Challenge> Your task is to repeat all of the data exactly while excluding the pictures.

Exercise materials>

● ● ● ●

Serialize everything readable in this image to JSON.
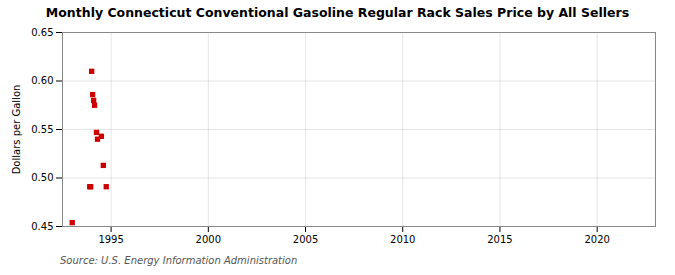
{
  "chart_data": {
    "type": "scatter",
    "title": "Monthly Connecticut Conventional Gasoline Regular Rack Sales Price by All Sellers",
    "ylabel": "Dollars per Gallon",
    "source": "Source: U.S. Energy Information Administration",
    "x": [
      1993.0,
      1993.9,
      1993.95,
      1994.0,
      1994.05,
      1994.1,
      1994.15,
      1994.25,
      1994.3,
      1994.5,
      1994.6,
      1994.75
    ],
    "values": [
      0.454,
      0.491,
      0.491,
      0.61,
      0.586,
      0.58,
      0.575,
      0.547,
      0.54,
      0.543,
      0.513,
      0.491
    ],
    "color": "#cc0000",
    "marker": "square",
    "xlim": [
      1992.5,
      2023
    ],
    "ylim": [
      0.45,
      0.65
    ],
    "xticks": [
      1995,
      2000,
      2005,
      2010,
      2015,
      2020
    ],
    "yticks": [
      0.45,
      {
        "value": 0.5,
        "label": "0.50"
      },
      0.55,
      {
        "value": 0.6,
        "label": "0.60"
      },
      0.65
    ],
    "grid": true
  }
}
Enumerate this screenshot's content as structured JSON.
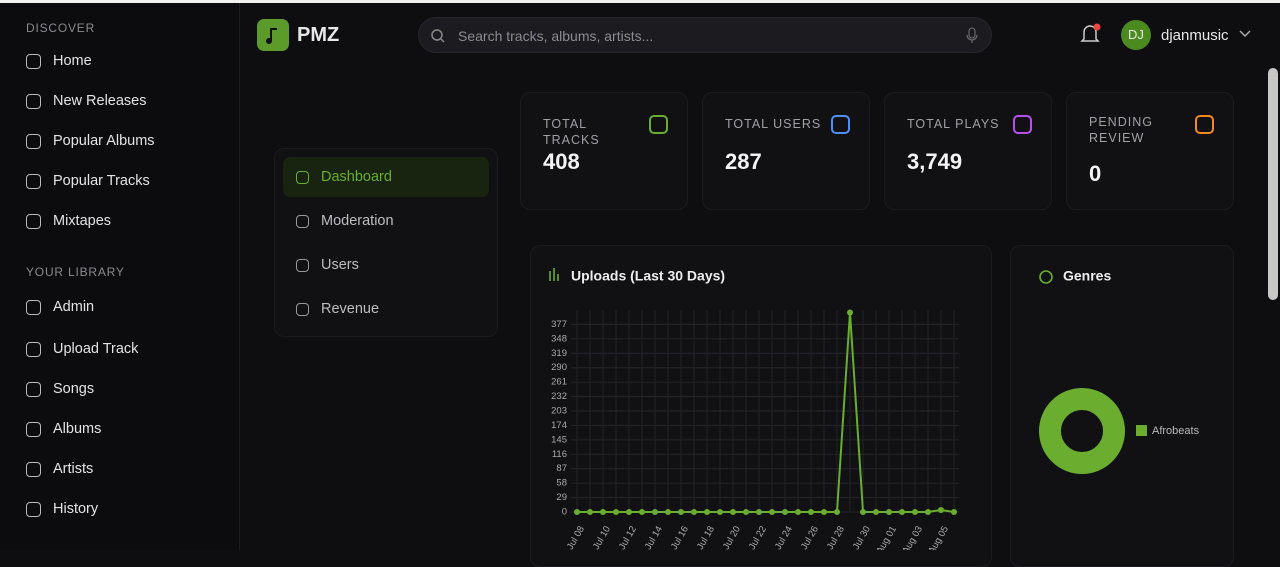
{
  "sidebar": {
    "sections": [
      {
        "title": "DISCOVER",
        "items": [
          "Home",
          "New Releases",
          "Popular Albums",
          "Popular Tracks",
          "Mixtapes"
        ]
      },
      {
        "title": "YOUR LIBRARY",
        "items": [
          "Admin",
          "Upload Track",
          "Songs",
          "Albums",
          "Artists",
          "History"
        ]
      }
    ]
  },
  "header": {
    "logo": "PMZ",
    "search_placeholder": "Search tracks, albums, artists...",
    "avatar": "DJ",
    "user": "djanmusic"
  },
  "admin_nav": [
    "Dashboard",
    "Moderation",
    "Users",
    "Revenue"
  ],
  "stats": [
    {
      "label": "TOTAL TRACKS",
      "value": 408
    },
    {
      "label": "TOTAL USERS",
      "value": 287
    },
    {
      "label": "TOTAL PLAYS",
      "value": {
        "value": 3749,
        "label": "3,749"
      }
    },
    {
      "label": "PENDING REVIEW",
      "value": 0
    }
  ],
  "uploads_chart": {
    "type": "line",
    "title": "Uploads (Last 30 Days)",
    "color": "#6aad2f",
    "grid": true,
    "x": [
      "Jul 08",
      null,
      "Jul 10",
      null,
      "Jul 12",
      null,
      "Jul 14",
      null,
      "Jul 16",
      null,
      "Jul 18",
      null,
      "Jul 20",
      null,
      "Jul 22",
      null,
      "Jul 24",
      null,
      "Jul 26",
      null,
      "Jul 28",
      null,
      "Jul 30",
      null,
      "Aug 01",
      null,
      "Aug 03",
      null,
      "Aug 05",
      null
    ],
    "values": [
      0,
      0,
      0,
      0,
      0,
      0,
      0,
      0,
      0,
      0,
      0,
      0,
      0,
      0,
      0,
      0,
      0,
      0,
      0,
      0,
      0,
      401,
      0,
      0,
      0,
      0,
      0,
      0,
      4,
      0
    ],
    "ylim": [
      0,
      406
    ],
    "yticks": [
      0,
      29,
      58,
      87,
      116,
      145,
      174,
      203,
      232,
      261,
      290,
      319,
      348,
      377
    ]
  },
  "genres_chart": {
    "type": "pie",
    "title": "Genres",
    "categories": [
      "Afrobeats"
    ],
    "values": [
      100
    ],
    "colors": [
      "#6aad2f"
    ]
  }
}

● ● ● ●

Final answer>
Serialize everything readable in this image to JSON.
{
  "chart_data": {
    "type": "scatter",
    "title": "Monthly Connecticut Conventional Gasoline Regular Rack Sales Price by All Sellers",
    "ylabel": "Dollars per Gallon",
    "source": "Source: U.S. Energy Information Administration",
    "x": [
      1993.0,
      1993.9,
      1993.95,
      1994.0,
      1994.05,
      1994.1,
      1994.15,
      1994.25,
      1994.3,
      1994.5,
      1994.6,
      1994.75
    ],
    "values": [
      0.454,
      0.491,
      0.491,
      0.61,
      0.586,
      0.58,
      0.575,
      0.547,
      0.54,
      0.543,
      0.513,
      0.491
    ],
    "color": "#cc0000",
    "marker": "square",
    "xlim": [
      1992.5,
      2023
    ],
    "ylim": [
      0.45,
      0.65
    ],
    "xticks": [
      1995,
      2000,
      2005,
      2010,
      2015,
      2020
    ],
    "yticks": [
      0.45,
      {
        "value": 0.5,
        "label": "0.50"
      },
      0.55,
      {
        "value": 0.6,
        "label": "0.60"
      },
      0.65
    ],
    "grid": true
  }
}
Enumerate this screenshot's content as structured JSON.
{
  "sidebar": {
    "sections": [
      {
        "title": "DISCOVER",
        "items": [
          "Home",
          "New Releases",
          "Popular Albums",
          "Popular Tracks",
          "Mixtapes"
        ]
      },
      {
        "title": "YOUR LIBRARY",
        "items": [
          "Admin",
          "Upload Track",
          "Songs",
          "Albums",
          "Artists",
          "History"
        ]
      }
    ]
  },
  "header": {
    "logo": "PMZ",
    "search_placeholder": "Search tracks, albums, artists...",
    "avatar": "DJ",
    "user": "djanmusic"
  },
  "admin_nav": [
    "Dashboard",
    "Moderation",
    "Users",
    "Revenue"
  ],
  "stats": [
    {
      "label": "TOTAL TRACKS",
      "value": 408
    },
    {
      "label": "TOTAL USERS",
      "value": 287
    },
    {
      "label": "TOTAL PLAYS",
      "value": {
        "value": 3749,
        "label": "3,749"
      }
    },
    {
      "label": "PENDING REVIEW",
      "value": 0
    }
  ],
  "uploads_chart": {
    "type": "line",
    "title": "Uploads (Last 30 Days)",
    "color": "#6aad2f",
    "grid": true,
    "x": [
      "Jul 08",
      null,
      "Jul 10",
      null,
      "Jul 12",
      null,
      "Jul 14",
      null,
      "Jul 16",
      null,
      "Jul 18",
      null,
      "Jul 20",
      null,
      "Jul 22",
      null,
      "Jul 24",
      null,
      "Jul 26",
      null,
      "Jul 28",
      null,
      "Jul 30",
      null,
      "Aug 01",
      null,
      "Aug 03",
      null,
      "Aug 05",
      null
    ],
    "values": [
      0,
      0,
      0,
      0,
      0,
      0,
      0,
      0,
      0,
      0,
      0,
      0,
      0,
      0,
      0,
      0,
      0,
      0,
      0,
      0,
      0,
      401,
      0,
      0,
      0,
      0,
      0,
      0,
      4,
      0
    ],
    "ylim": [
      0,
      406
    ],
    "yticks": [
      0,
      29,
      58,
      87,
      116,
      145,
      174,
      203,
      232,
      261,
      290,
      319,
      348,
      377
    ]
  },
  "genres_chart": {
    "type": "pie",
    "title": "Genres",
    "categories": [
      "Afrobeats"
    ],
    "values": [
      100
    ],
    "colors": [
      "#6aad2f"
    ]
  }
}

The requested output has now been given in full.